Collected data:
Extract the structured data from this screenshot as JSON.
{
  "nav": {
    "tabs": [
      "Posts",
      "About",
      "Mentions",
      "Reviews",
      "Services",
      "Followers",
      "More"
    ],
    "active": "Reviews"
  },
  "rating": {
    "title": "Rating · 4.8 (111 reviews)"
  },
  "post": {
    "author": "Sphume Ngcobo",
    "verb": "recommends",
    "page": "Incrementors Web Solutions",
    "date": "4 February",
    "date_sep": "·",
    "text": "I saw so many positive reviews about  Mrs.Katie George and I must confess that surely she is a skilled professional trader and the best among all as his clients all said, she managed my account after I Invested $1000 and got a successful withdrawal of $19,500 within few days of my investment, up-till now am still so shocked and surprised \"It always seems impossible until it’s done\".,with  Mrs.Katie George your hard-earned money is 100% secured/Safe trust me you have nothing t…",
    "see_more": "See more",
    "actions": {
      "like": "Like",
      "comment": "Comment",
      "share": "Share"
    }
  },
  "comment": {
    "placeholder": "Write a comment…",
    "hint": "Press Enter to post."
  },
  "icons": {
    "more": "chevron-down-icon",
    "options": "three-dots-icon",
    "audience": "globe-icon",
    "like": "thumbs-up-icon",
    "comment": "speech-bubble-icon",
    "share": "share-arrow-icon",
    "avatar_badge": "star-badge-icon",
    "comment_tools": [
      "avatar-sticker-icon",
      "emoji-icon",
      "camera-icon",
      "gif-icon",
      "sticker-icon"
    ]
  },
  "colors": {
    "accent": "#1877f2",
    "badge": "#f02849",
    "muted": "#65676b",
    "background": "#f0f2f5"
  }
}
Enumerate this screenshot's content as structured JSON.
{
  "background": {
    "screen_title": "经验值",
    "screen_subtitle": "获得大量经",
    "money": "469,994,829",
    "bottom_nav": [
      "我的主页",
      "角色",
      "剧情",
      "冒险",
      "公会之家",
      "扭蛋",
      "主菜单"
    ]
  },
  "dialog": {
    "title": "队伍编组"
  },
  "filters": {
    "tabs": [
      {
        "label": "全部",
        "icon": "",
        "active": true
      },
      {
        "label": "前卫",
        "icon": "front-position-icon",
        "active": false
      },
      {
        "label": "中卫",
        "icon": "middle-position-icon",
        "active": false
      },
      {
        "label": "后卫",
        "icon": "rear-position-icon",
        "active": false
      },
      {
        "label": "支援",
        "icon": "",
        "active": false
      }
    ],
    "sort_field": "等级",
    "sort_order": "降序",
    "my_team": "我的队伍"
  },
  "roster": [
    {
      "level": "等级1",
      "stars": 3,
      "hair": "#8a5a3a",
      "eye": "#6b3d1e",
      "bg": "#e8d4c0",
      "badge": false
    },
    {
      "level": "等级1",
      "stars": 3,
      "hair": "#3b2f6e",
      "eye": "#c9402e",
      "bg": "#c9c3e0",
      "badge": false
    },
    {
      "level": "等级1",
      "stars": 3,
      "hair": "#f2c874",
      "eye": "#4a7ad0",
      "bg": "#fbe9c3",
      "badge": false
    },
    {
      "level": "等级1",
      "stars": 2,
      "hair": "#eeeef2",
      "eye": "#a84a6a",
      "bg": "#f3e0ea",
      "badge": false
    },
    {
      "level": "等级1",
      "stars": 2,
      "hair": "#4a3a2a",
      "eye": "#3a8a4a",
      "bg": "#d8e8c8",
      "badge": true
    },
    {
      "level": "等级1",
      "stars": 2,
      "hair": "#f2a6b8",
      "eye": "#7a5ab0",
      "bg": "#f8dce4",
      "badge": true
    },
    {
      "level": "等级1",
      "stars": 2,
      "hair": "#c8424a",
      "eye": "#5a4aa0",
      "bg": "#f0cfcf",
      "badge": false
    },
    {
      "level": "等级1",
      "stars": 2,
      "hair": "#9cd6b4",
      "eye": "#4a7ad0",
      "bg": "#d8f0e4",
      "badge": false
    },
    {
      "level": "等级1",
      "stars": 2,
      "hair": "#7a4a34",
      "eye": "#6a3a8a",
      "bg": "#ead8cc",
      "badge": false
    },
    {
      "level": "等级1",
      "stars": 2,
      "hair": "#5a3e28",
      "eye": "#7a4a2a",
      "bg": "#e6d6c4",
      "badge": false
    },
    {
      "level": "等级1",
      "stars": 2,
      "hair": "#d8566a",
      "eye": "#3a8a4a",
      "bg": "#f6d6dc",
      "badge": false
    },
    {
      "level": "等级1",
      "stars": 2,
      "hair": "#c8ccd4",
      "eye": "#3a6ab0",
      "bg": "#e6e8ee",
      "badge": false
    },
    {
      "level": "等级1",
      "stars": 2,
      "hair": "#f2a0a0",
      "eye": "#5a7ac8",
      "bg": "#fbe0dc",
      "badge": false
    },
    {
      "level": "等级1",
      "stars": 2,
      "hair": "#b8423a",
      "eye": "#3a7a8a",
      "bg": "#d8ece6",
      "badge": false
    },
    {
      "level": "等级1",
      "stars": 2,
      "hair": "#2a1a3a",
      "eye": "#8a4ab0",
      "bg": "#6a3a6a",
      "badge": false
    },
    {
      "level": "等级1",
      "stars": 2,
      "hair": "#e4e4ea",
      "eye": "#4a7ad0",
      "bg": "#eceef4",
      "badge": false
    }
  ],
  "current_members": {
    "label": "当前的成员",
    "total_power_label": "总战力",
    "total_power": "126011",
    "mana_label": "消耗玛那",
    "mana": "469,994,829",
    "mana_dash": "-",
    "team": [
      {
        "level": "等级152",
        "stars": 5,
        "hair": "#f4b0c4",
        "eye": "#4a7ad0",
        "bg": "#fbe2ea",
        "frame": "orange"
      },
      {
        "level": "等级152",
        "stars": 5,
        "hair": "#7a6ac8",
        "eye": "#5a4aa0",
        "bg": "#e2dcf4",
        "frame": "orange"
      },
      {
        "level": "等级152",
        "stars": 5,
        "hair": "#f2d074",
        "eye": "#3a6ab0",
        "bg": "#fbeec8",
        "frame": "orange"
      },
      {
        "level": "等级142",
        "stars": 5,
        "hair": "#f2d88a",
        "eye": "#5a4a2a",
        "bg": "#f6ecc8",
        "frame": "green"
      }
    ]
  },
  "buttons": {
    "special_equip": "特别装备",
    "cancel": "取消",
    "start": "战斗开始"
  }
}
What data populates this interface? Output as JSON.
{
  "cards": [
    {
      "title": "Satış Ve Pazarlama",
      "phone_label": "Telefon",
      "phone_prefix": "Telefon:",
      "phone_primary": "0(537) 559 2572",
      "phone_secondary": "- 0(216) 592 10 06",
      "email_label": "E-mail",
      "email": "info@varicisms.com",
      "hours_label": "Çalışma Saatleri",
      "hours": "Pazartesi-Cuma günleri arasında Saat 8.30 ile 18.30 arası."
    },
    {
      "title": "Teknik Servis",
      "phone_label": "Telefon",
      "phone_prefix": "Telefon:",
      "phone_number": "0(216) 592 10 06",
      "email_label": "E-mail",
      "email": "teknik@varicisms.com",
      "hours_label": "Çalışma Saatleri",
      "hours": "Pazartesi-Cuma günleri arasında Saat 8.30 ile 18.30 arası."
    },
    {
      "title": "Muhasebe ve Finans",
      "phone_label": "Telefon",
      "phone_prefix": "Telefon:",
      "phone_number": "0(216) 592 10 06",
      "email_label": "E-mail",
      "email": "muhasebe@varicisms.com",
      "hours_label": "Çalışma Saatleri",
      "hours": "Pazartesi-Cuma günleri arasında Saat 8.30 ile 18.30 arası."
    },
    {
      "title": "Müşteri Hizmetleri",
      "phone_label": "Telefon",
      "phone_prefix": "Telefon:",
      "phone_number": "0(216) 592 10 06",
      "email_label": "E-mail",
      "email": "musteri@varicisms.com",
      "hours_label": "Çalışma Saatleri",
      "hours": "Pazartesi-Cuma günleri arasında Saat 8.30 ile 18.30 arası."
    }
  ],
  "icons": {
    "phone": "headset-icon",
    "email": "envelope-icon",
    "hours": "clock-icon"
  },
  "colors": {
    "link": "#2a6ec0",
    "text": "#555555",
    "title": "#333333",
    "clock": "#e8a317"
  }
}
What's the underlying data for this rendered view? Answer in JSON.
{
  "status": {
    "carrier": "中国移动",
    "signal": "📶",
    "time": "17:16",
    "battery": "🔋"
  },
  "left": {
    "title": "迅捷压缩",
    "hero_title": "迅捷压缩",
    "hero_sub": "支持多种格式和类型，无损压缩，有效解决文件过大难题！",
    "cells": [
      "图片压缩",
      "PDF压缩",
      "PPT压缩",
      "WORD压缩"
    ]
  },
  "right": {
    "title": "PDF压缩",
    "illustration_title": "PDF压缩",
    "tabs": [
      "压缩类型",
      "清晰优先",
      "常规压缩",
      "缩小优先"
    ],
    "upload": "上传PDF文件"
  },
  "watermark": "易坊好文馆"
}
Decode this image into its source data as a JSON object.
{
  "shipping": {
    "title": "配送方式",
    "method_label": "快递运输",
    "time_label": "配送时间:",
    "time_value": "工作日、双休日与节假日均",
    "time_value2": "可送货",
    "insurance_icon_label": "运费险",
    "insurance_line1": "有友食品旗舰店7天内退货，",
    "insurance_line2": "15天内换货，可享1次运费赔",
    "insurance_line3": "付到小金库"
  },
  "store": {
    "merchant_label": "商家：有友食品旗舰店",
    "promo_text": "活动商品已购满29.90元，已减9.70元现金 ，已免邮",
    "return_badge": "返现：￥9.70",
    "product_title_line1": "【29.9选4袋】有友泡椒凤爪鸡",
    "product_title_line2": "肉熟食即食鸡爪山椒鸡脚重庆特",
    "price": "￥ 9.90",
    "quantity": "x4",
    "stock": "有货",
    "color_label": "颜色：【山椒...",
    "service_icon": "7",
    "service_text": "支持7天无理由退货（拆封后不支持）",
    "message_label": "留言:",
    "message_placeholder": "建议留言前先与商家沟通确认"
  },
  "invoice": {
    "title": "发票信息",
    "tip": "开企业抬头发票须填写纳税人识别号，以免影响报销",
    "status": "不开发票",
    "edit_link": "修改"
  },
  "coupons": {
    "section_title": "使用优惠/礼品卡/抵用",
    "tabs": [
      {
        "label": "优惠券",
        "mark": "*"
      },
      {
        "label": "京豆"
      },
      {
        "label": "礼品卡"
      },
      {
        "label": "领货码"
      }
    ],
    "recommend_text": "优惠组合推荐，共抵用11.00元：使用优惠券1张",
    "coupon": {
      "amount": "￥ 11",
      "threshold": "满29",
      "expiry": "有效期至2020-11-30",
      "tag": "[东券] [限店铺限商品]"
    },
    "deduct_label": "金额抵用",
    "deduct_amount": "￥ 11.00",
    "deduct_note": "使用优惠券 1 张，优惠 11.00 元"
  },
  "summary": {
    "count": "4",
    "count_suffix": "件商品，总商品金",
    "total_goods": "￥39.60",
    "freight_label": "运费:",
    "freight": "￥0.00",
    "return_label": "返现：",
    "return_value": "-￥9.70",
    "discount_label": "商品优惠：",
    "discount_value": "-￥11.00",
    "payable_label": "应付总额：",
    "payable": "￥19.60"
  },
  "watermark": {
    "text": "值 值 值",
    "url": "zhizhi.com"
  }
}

Task to carry out>
Write out exactly the lines from the line holding "Decode this image" through the last line of the data, and nothing besides those lines.

Full solution>
Decode this image into its source data as a JSON object.
{
  "shipping": {
    "title": "配送方式",
    "method_label": "快递运输",
    "time_label": "配送时间:",
    "time_value": "工作日、双休日与节假日均",
    "time_value2": "可送货",
    "insurance_icon_label": "运费险",
    "insurance_line1": "有友食品旗舰店7天内退货，",
    "insurance_line2": "15天内换货，可享1次运费赔",
    "insurance_line3": "付到小金库"
  },
  "store": {
    "merchant_label": "商家：有友食品旗舰店",
    "promo_text": "活动商品已购满29.90元，已减9.70元现金 ，已免邮",
    "return_badge": "返现：￥9.70",
    "product_title_line1": "【29.9选4袋】有友泡椒凤爪鸡",
    "product_title_line2": "肉熟食即食鸡爪山椒鸡脚重庆特",
    "price": "￥ 9.90",
    "quantity": "x4",
    "stock": "有货",
    "color_label": "颜色：【山椒...",
    "service_icon": "7",
    "service_text": "支持7天无理由退货（拆封后不支持）",
    "message_label": "留言:",
    "message_placeholder": "建议留言前先与商家沟通确认"
  },
  "invoice": {
    "title": "发票信息",
    "tip": "开企业抬头发票须填写纳税人识别号，以免影响报销",
    "status": "不开发票",
    "edit_link": "修改"
  },
  "coupons": {
    "section_title": "使用优惠/礼品卡/抵用",
    "tabs": [
      {
        "label": "优惠券",
        "mark": "*"
      },
      {
        "label": "京豆"
      },
      {
        "label": "礼品卡"
      },
      {
        "label": "领货码"
      }
    ],
    "recommend_text": "优惠组合推荐，共抵用11.00元：使用优惠券1张",
    "coupon": {
      "amount": "￥ 11",
      "threshold": "满29",
      "expiry": "有效期至2020-11-30",
      "tag": "[东券] [限店铺限商品]"
    },
    "deduct_label": "金额抵用",
    "deduct_amount": "￥ 11.00",
    "deduct_note": "使用优惠券 1 张，优惠 11.00 元"
  },
  "summary": {
    "count": "4",
    "count_suffix": "件商品，总商品金",
    "total_goods": "￥39.60",
    "freight_label": "运费:",
    "freight": "￥0.00",
    "return_label": "返现：",
    "return_value": "-￥9.70",
    "discount_label": "商品优惠：",
    "discount_value": "-￥11.00",
    "payable_label": "应付总额：",
    "payable": "￥19.60"
  },
  "watermark": {
    "text": "值 值 值",
    "url": "zhizhi.com"
  }
}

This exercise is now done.